--- Task instructions ---
(1) Answer these questions from the ON Kilter column, one line each.
(a) According to the old adage, what will people obey?
(b) In what place is a former law enforcement officer rallying for an uprising?
(c) In what city did people need the National Guard to tell them to obey the law?
(2) Pick up the ON Kilter column after its final sentence and carry it forward.

Passage for review Block Start

ON Kilter: How stubborn our propensities, what pain they bring

OPINION – There is an old adage: People will listen to good advice but they will obey pain.

Anyone who has a teenager can likely attest with a bit of frustrated humor the validity of this but in matters of more serious consequence it is worth asking why it is generally so.

Nothing could be more true than for the state of Utah in its ardent opposition to gay marriage. In Highland, a former law enforcement officer is rallying for an uprising that in essence challenges: If the legislators won’t overthrow the court’s decision, then it is up to law enforcement and vigilant people to do it.

Nothing like a little bit of treason to demonstrate your patriotism. Perhaps they should talk to a few people in Montgomery, Alabama, who had to have the National Guard come and tell them to obey the law, or else.

Why is it that in the face of overwhelming evidence that something is harmful to us or tacitly wrong, we cling to our predispositions even to our own peril – physical, economic, ethical, otherwise?

One reason may be that we have an inherent desire to believe the best about people especially if they are our friends or professional colleagues.

Inversely, it is our propensity to believe the worst about someone who does not fall within our circle of good graces.

But do either of these inclinations pass muster when it comes to finding out truth about someone or the systems they operate in?

Everyone can understand that people intuit an overall sense of goodness or badness in people they encounter. We get a sense that someone is “a good person.” Sometimes we have a gut adverse reaction to someone, warning us: Be careful, that is “a bad person.”

But such obtuse characterizations should make us nervous. They leave too much to interpretation that could be right, or could very well be wrong. We need to call our knee-jerk responses into check.

Passage for review Block End
Listed records Block Start

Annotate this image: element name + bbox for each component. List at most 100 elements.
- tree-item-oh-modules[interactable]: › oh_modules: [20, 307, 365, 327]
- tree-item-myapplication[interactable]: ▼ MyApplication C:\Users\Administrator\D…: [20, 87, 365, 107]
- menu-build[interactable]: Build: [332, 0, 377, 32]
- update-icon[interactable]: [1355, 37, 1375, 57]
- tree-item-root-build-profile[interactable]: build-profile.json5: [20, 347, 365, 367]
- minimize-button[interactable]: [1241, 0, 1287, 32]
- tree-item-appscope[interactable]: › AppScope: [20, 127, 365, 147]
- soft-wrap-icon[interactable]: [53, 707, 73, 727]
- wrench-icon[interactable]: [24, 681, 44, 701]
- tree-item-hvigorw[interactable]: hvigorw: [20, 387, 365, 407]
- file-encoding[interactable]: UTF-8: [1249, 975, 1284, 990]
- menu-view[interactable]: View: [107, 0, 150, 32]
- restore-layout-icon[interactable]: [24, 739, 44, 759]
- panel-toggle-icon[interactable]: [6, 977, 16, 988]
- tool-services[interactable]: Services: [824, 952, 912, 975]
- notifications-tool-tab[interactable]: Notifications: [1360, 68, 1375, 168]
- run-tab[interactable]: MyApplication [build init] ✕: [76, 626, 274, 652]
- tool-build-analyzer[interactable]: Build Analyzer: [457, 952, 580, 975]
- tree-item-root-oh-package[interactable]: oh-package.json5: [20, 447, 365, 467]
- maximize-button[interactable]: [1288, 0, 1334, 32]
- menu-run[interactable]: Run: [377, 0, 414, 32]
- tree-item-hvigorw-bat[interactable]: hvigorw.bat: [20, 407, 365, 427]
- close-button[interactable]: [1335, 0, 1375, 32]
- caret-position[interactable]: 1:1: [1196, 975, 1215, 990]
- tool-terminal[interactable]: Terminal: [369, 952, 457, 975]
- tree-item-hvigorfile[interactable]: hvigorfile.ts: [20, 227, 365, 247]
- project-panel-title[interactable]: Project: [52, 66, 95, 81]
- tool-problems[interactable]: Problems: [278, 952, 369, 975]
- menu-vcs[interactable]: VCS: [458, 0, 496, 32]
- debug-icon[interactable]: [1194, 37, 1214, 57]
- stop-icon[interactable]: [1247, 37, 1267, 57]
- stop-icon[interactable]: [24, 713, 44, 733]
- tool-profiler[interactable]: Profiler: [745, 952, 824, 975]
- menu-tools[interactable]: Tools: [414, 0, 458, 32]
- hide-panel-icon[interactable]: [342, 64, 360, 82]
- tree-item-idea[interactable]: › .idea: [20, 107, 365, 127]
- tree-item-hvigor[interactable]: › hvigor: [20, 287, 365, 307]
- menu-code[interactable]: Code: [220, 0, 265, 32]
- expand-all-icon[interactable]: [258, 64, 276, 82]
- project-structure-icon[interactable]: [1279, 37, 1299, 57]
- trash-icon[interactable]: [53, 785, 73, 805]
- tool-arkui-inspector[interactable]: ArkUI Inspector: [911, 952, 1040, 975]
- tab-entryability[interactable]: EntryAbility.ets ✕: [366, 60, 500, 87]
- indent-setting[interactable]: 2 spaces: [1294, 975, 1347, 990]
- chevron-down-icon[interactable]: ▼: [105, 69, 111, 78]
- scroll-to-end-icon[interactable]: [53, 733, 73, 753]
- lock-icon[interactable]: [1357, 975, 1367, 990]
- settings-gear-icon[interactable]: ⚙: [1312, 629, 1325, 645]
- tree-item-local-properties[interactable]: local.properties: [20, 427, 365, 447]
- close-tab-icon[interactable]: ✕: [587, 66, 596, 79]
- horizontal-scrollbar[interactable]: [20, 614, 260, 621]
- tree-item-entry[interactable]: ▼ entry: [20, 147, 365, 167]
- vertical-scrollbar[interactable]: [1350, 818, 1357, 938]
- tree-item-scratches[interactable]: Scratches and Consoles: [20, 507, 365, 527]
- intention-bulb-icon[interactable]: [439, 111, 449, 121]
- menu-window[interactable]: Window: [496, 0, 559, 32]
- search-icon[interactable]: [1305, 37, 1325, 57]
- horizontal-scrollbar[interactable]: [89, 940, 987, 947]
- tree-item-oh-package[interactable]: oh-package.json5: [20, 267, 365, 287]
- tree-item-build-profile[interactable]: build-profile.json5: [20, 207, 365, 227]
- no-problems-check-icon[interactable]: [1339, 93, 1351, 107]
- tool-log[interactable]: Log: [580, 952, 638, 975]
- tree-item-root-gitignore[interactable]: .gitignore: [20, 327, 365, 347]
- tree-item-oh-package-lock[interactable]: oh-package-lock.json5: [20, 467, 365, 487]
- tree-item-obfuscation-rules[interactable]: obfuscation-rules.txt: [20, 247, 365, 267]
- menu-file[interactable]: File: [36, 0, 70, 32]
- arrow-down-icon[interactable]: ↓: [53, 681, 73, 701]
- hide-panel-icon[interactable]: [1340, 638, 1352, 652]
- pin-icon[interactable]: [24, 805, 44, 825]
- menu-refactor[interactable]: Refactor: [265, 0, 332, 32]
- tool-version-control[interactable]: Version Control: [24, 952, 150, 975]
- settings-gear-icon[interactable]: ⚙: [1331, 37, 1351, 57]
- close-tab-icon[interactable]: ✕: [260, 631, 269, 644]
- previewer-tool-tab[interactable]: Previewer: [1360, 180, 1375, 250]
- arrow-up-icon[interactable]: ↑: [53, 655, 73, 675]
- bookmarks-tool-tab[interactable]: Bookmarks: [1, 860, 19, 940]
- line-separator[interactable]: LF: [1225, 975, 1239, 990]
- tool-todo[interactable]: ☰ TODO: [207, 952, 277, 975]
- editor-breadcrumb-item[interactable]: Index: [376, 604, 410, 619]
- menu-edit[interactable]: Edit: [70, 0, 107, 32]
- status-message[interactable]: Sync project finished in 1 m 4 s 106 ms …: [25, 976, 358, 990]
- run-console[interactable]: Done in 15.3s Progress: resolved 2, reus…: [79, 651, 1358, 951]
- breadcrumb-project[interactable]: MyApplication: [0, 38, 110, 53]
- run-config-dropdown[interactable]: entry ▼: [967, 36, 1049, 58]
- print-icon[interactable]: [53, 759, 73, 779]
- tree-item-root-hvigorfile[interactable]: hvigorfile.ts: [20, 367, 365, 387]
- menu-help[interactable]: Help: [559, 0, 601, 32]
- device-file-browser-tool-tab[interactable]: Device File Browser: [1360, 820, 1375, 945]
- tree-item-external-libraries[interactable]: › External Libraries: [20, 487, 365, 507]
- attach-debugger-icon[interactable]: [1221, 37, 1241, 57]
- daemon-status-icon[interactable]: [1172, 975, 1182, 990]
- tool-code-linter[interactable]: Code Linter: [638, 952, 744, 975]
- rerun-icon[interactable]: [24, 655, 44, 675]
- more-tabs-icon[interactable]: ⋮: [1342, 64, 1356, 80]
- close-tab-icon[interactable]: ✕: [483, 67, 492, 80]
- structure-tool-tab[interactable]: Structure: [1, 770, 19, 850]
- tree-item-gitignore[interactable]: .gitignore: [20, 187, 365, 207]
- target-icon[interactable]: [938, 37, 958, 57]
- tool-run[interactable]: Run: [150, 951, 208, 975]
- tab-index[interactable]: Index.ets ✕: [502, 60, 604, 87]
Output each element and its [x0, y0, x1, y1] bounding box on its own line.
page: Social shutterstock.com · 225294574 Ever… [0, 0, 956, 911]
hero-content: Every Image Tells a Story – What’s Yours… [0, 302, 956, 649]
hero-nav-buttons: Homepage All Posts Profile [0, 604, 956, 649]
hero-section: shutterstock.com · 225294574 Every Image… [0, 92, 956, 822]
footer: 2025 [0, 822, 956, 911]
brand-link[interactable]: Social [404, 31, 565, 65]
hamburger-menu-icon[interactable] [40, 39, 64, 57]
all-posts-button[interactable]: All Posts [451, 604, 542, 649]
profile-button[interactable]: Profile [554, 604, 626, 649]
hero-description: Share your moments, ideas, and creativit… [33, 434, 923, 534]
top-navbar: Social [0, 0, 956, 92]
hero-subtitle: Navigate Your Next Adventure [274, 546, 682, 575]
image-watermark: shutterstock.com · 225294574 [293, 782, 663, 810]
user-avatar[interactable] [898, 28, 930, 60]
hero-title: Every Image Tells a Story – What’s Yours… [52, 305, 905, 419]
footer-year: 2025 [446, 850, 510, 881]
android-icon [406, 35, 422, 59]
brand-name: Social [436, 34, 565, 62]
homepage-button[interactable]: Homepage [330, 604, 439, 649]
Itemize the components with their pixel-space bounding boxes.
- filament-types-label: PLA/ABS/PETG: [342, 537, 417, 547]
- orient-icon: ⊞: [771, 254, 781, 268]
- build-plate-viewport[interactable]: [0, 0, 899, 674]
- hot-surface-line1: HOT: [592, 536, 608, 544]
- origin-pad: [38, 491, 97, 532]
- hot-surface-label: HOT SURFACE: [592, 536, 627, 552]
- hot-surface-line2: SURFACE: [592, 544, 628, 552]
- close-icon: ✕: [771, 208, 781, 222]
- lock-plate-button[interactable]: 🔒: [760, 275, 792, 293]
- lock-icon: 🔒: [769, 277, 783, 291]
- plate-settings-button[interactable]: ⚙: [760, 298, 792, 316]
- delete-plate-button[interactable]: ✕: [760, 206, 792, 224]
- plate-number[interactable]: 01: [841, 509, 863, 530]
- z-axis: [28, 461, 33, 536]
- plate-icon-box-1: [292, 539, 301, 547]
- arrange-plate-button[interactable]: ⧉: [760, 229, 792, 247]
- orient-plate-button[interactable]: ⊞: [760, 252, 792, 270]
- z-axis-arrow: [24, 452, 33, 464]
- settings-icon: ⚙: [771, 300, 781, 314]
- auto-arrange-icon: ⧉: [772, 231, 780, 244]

Listed records Block End

--- Answers by item ---
(1)
(a) Pain.
(b) Highland.
(c) Montgomery, Alabama.

(2)
Let me put some skin on this:

At the core of the debate over marriage there is an underlying overtone of condemnation for a group of people who do not confine it to the definition set forth by a church. This is a debate for the ages it appears but, and here is the crux, if a church is free to worship how it wants within the confines of the law, so is everyone else. Freedom of religion also means freedom from religion. And when a court comes along with a ruling consistent with constitutional law and civil liberty, the people who defy it do so somewhat at their own peril. Because it is the very freedom they enjoy which they seek to erode. Furthermore, what happened to love the sinner, hate the sin?

As Sam Harris said: “It does not occur to them they are conditioned to a response or brainwashed. They would fight their would-be liberators to the death. They are held prisoner twice over by tyranny and by their own ignorance.”

This of course is a current and relevant example intended to paint a picture of something quite real and quite close to home.

Here at home, in the U.S. and right here in St. George, there are instances where power and position are equated with things like God, wealth, or affiliation – things that, under even the slightest bit of scrutiny, fail any version of a legal litmus test in our country. Yet, calm as Hindu cows, we stand by and watch almost without being phased.

The code enforcement division of St. George and the administrative court itself appears to be operating from a position of self-appointed authority whereby Fourth and Fourteenth Amendment rights are discarded in favor of “good intentions.”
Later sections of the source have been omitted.